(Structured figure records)
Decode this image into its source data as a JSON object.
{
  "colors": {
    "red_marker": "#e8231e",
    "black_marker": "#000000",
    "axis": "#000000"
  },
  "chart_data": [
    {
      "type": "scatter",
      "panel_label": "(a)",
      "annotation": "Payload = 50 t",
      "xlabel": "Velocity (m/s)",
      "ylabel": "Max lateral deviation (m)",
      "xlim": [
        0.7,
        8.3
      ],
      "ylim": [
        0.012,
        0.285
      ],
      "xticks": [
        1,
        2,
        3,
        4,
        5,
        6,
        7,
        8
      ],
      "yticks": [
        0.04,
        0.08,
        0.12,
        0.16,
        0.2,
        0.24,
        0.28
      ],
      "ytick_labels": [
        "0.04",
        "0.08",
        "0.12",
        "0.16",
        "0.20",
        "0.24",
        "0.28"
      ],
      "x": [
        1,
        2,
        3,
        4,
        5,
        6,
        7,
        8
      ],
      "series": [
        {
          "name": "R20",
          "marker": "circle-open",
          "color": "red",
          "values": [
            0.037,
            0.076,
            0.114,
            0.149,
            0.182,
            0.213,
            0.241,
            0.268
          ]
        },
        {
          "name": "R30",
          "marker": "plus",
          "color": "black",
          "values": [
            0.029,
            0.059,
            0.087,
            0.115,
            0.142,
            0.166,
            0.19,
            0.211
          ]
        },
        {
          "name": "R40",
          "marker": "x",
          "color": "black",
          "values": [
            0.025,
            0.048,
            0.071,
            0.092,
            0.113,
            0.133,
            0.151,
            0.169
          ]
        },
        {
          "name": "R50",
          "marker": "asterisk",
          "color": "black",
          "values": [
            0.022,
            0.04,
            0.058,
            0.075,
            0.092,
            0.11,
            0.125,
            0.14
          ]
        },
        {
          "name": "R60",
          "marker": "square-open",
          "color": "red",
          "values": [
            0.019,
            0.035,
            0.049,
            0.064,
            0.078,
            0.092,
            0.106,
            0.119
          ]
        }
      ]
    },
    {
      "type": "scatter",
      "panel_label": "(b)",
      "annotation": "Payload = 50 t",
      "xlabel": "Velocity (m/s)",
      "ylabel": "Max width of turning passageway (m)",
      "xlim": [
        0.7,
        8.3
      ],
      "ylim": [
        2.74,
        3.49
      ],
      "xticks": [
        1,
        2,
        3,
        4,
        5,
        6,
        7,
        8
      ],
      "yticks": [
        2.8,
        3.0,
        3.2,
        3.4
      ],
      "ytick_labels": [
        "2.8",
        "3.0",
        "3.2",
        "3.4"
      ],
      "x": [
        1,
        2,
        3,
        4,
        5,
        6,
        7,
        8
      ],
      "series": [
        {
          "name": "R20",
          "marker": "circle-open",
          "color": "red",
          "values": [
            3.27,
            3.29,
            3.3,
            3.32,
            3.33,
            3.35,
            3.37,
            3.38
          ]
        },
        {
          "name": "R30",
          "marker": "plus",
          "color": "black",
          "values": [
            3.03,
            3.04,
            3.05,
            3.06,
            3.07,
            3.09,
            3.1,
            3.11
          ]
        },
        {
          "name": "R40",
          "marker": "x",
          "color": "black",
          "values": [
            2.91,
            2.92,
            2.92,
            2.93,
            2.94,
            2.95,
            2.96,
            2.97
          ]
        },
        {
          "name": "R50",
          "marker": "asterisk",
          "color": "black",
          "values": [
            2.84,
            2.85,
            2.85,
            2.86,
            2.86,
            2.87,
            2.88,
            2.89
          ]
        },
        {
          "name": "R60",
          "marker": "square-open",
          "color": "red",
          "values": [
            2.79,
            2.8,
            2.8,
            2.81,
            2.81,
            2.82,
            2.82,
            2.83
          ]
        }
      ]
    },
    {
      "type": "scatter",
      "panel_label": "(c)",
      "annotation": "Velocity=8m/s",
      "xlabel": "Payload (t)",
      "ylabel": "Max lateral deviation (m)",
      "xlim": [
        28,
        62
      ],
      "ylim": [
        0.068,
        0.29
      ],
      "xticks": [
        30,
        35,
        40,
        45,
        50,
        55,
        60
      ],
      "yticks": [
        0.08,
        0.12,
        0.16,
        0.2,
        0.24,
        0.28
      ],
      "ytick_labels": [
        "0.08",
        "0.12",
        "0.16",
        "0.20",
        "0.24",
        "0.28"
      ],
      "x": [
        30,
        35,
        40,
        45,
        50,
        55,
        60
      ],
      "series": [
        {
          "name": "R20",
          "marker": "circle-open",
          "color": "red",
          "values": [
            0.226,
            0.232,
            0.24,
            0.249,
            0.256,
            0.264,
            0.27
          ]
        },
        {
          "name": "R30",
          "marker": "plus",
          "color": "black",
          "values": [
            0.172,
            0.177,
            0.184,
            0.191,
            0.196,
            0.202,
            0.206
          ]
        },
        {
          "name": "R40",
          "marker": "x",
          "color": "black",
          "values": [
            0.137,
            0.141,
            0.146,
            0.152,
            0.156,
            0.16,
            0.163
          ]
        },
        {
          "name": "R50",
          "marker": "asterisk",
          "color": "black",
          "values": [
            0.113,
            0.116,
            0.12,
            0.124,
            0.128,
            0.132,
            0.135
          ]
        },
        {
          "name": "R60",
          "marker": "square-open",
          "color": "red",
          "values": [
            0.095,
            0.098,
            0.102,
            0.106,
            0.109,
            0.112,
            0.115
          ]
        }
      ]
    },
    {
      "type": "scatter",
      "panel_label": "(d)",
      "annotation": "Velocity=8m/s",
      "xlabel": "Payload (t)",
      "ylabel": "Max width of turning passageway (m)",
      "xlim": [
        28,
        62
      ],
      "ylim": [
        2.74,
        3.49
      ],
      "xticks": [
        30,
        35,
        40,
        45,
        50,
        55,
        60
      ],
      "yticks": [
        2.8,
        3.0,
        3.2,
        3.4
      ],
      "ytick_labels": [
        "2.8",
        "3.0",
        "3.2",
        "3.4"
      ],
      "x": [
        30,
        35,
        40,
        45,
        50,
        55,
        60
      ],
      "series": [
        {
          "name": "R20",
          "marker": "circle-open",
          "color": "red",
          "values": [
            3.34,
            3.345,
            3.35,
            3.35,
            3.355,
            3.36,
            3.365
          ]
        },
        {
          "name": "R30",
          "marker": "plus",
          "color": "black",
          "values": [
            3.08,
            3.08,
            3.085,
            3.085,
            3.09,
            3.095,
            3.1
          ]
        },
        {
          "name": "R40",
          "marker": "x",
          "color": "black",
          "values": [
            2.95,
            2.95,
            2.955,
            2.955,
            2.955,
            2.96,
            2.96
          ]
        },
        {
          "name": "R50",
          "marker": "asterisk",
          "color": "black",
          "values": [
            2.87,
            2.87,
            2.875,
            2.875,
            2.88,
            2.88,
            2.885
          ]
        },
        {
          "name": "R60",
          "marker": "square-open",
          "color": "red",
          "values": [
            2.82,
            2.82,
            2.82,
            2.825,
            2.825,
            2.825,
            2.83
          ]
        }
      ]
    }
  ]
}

# WHAT THIS TASK INVOLVES:
Output every line above without altering anything.

# RESULT FOR THIS EXERCISE:
Decode this image into its source data as a JSON object.
{
  "colors": {
    "red_marker": "#e8231e",
    "black_marker": "#000000",
    "axis": "#000000"
  },
  "chart_data": [
    {
      "type": "scatter",
      "panel_label": "(a)",
      "annotation": "Payload = 50 t",
      "xlabel": "Velocity (m/s)",
      "ylabel": "Max lateral deviation (m)",
      "xlim": [
        0.7,
        8.3
      ],
      "ylim": [
        0.012,
        0.285
      ],
      "xticks": [
        1,
        2,
        3,
        4,
        5,
        6,
        7,
        8
      ],
      "yticks": [
        0.04,
        0.08,
        0.12,
        0.16,
        0.2,
        0.24,
        0.28
      ],
      "ytick_labels": [
        "0.04",
        "0.08",
        "0.12",
        "0.16",
        "0.20",
        "0.24",
        "0.28"
      ],
      "x": [
        1,
        2,
        3,
        4,
        5,
        6,
        7,
        8
      ],
      "series": [
        {
          "name": "R20",
          "marker": "circle-open",
          "color": "red",
          "values": [
            0.037,
            0.076,
            0.114,
            0.149,
            0.182,
            0.213,
            0.241,
            0.268
          ]
        },
        {
          "name": "R30",
          "marker": "plus",
          "color": "black",
          "values": [
            0.029,
            0.059,
            0.087,
            0.115,
            0.142,
            0.166,
            0.19,
            0.211
          ]
        },
        {
          "name": "R40",
          "marker": "x",
          "color": "black",
          "values": [
            0.025,
            0.048,
            0.071,
            0.092,
            0.113,
            0.133,
            0.151,
            0.169
          ]
        },
        {
          "name": "R50",
          "marker": "asterisk",
          "color": "black",
          "values": [
            0.022,
            0.04,
            0.058,
            0.075,
            0.092,
            0.11,
            0.125,
            0.14
          ]
        },
        {
          "name": "R60",
          "marker": "square-open",
          "color": "red",
          "values": [
            0.019,
            0.035,
            0.049,
            0.064,
            0.078,
            0.092,
            0.106,
            0.119
          ]
        }
      ]
    },
    {
      "type": "scatter",
      "panel_label": "(b)",
      "annotation": "Payload = 50 t",
      "xlabel": "Velocity (m/s)",
      "ylabel": "Max width of turning passageway (m)",
      "xlim": [
        0.7,
        8.3
      ],
      "ylim": [
        2.74,
        3.49
      ],
      "xticks": [
        1,
        2,
        3,
        4,
        5,
        6,
        7,
        8
      ],
      "yticks": [
        2.8,
        3.0,
        3.2,
        3.4
      ],
      "ytick_labels": [
        "2.8",
        "3.0",
        "3.2",
        "3.4"
      ],
      "x": [
        1,
        2,
        3,
        4,
        5,
        6,
        7,
        8
      ],
      "series": [
        {
          "name": "R20",
          "marker": "circle-open",
          "color": "red",
          "values": [
            3.27,
            3.29,
            3.3,
            3.32,
            3.33,
            3.35,
            3.37,
            3.38
          ]
        },
        {
          "name": "R30",
          "marker": "plus",
          "color": "black",
          "values": [
            3.03,
            3.04,
            3.05,
            3.06,
            3.07,
            3.09,
            3.1,
            3.11
          ]
        },
        {
          "name": "R40",
          "marker": "x",
          "color": "black",
          "values": [
            2.91,
            2.92,
            2.92,
            2.93,
            2.94,
            2.95,
            2.96,
            2.97
          ]
        },
        {
          "name": "R50",
          "marker": "asterisk",
          "color": "black",
          "values": [
            2.84,
            2.85,
            2.85,
            2.86,
            2.86,
            2.87,
            2.88,
            2.89
          ]
        },
        {
          "name": "R60",
          "marker": "square-open",
          "color": "red",
          "values": [
            2.79,
            2.8,
            2.8,
            2.81,
            2.81,
            2.82,
            2.82,
            2.83
          ]
        }
      ]
    },
    {
      "type": "scatter",
      "panel_label": "(c)",
      "annotation": "Velocity=8m/s",
      "xlabel": "Payload (t)",
      "ylabel": "Max lateral deviation (m)",
      "xlim": [
        28,
        62
      ],
      "ylim": [
        0.068,
        0.29
      ],
      "xticks": [
        30,
        35,
        40,
        45,
        50,
        55,
        60
      ],
      "yticks": [
        0.08,
        0.12,
        0.16,
        0.2,
        0.24,
        0.28
      ],
      "ytick_labels": [
        "0.08",
        "0.12",
        "0.16",
        "0.20",
        "0.24",
        "0.28"
      ],
      "x": [
        30,
        35,
        40,
        45,
        50,
        55,
        60
      ],
      "series": [
        {
          "name": "R20",
          "marker": "circle-open",
          "color": "red",
          "values": [
            0.226,
            0.232,
            0.24,
            0.249,
            0.256,
            0.264,
            0.27
          ]
        },
        {
          "name": "R30",
          "marker": "plus",
          "color": "black",
          "values": [
            0.172,
            0.177,
            0.184,
            0.191,
            0.196,
            0.202,
            0.206
          ]
        },
        {
          "name": "R40",
          "marker": "x",
          "color": "black",
          "values": [
            0.137,
            0.141,
            0.146,
            0.152,
            0.156,
            0.16,
            0.163
          ]
        },
        {
          "name": "R50",
          "marker": "asterisk",
          "color": "black",
          "values": [
            0.113,
            0.116,
            0.12,
            0.124,
            0.128,
            0.132,
            0.135
          ]
        },
        {
          "name": "R60",
          "marker": "square-open",
          "color": "red",
          "values": [
            0.095,
            0.098,
            0.102,
            0.106,
            0.109,
            0.112,
            0.115
          ]
        }
      ]
    },
    {
      "type": "scatter",
      "panel_label": "(d)",
      "annotation": "Velocity=8m/s",
      "xlabel": "Payload (t)",
      "ylabel": "Max width of turning passageway (m)",
      "xlim": [
        28,
        62
      ],
      "ylim": [
        2.74,
        3.49
      ],
      "xticks": [
        30,
        35,
        40,
        45,
        50,
        55,
        60
      ],
      "yticks": [
        2.8,
        3.0,
        3.2,
        3.4
      ],
      "ytick_labels": [
        "2.8",
        "3.0",
        "3.2",
        "3.4"
      ],
      "x": [
        30,
        35,
        40,
        45,
        50,
        55,
        60
      ],
      "series": [
        {
          "name": "R20",
          "marker": "circle-open",
          "color": "red",
          "values": [
            3.34,
            3.345,
            3.35,
            3.35,
            3.355,
            3.36,
            3.365
          ]
        },
        {
          "name": "R30",
          "marker": "plus",
          "color": "black",
          "values": [
            3.08,
            3.08,
            3.085,
            3.085,
            3.09,
            3.095,
            3.1
          ]
        },
        {
          "name": "R40",
          "marker": "x",
          "color": "black",
          "values": [
            2.95,
            2.95,
            2.955,
            2.955,
            2.955,
            2.96,
            2.96
          ]
        },
        {
          "name": "R50",
          "marker": "asterisk",
          "color": "black",
          "values": [
            2.87,
            2.87,
            2.875,
            2.875,
            2.88,
            2.88,
            2.885
          ]
        },
        {
          "name": "R60",
          "marker": "square-open",
          "color": "red",
          "values": [
            2.82,
            2.82,
            2.82,
            2.825,
            2.825,
            2.825,
            2.83
          ]
        }
      ]
    }
  ]
}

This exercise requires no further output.